▸ Instructions for the task
The complete listing should be restated exactly.

▸ Exercise material
++++++++
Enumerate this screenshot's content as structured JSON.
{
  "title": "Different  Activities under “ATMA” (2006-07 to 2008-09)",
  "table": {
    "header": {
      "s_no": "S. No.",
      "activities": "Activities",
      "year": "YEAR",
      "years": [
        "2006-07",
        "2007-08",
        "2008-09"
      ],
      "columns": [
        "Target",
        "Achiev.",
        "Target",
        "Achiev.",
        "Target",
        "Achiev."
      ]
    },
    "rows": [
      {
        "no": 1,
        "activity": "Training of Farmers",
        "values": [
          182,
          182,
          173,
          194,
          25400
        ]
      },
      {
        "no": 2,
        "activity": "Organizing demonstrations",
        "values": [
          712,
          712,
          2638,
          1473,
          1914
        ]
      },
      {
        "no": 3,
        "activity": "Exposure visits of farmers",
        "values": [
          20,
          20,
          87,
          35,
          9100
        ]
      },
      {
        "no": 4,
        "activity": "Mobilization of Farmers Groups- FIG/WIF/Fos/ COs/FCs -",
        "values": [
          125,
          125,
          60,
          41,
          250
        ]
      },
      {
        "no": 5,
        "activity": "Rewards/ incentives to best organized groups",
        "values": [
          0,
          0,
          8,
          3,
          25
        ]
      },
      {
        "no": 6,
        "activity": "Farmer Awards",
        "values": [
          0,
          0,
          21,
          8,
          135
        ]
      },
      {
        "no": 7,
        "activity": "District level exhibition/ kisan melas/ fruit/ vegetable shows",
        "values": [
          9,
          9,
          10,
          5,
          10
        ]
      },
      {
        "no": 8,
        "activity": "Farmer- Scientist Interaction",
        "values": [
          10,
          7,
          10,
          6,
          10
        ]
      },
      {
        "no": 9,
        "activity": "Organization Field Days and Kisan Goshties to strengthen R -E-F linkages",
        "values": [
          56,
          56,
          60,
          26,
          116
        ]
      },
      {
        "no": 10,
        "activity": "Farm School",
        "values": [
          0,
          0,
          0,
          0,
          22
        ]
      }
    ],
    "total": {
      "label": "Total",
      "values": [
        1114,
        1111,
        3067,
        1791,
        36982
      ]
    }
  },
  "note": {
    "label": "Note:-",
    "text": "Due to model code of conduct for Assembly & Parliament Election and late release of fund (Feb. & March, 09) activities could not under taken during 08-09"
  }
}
++++++++
▸ Solution for this problem
Enumerate this screenshot's content as structured JSON.
{
  "title": "Different  Activities under “ATMA” (2006-07 to 2008-09)",
  "table": {
    "header": {
      "s_no": "S. No.",
      "activities": "Activities",
      "year": "YEAR",
      "years": [
        "2006-07",
        "2007-08",
        "2008-09"
      ],
      "columns": [
        "Target",
        "Achiev.",
        "Target",
        "Achiev.",
        "Target",
        "Achiev."
      ]
    },
    "rows": [
      {
        "no": 1,
        "activity": "Training of Farmers",
        "values": [
          182,
          182,
          173,
          194,
          25400
        ]
      },
      {
        "no": 2,
        "activity": "Organizing demonstrations",
        "values": [
          712,
          712,
          2638,
          1473,
          1914
        ]
      },
      {
        "no": 3,
        "activity": "Exposure visits of farmers",
        "values": [
          20,
          20,
          87,
          35,
          9100
        ]
      },
      {
        "no": 4,
        "activity": "Mobilization of Farmers Groups- FIG/WIF/Fos/ COs/FCs -",
        "values": [
          125,
          125,
          60,
          41,
          250
        ]
      },
      {
        "no": 5,
        "activity": "Rewards/ incentives to best organized groups",
        "values": [
          0,
          0,
          8,
          3,
          25
        ]
      },
      {
        "no": 6,
        "activity": "Farmer Awards",
        "values": [
          0,
          0,
          21,
          8,
          135
        ]
      },
      {
        "no": 7,
        "activity": "District level exhibition/ kisan melas/ fruit/ vegetable shows",
        "values": [
          9,
          9,
          10,
          5,
          10
        ]
      },
      {
        "no": 8,
        "activity": "Farmer- Scientist Interaction",
        "values": [
          10,
          7,
          10,
          6,
          10
        ]
      },
      {
        "no": 9,
        "activity": "Organization Field Days and Kisan Goshties to strengthen R -E-F linkages",
        "values": [
          56,
          56,
          60,
          26,
          116
        ]
      },
      {
        "no": 10,
        "activity": "Farm School",
        "values": [
          0,
          0,
          0,
          0,
          22
        ]
      }
    ],
    "total": {
      "label": "Total",
      "values": [
        1114,
        1111,
        3067,
        1791,
        36982
      ]
    }
  },
  "note": {
    "label": "Note:-",
    "text": "Due to model code of conduct for Assembly & Parliament Election and late release of fund (Feb. & March, 09) activities could not under taken during 08-09"
  }
}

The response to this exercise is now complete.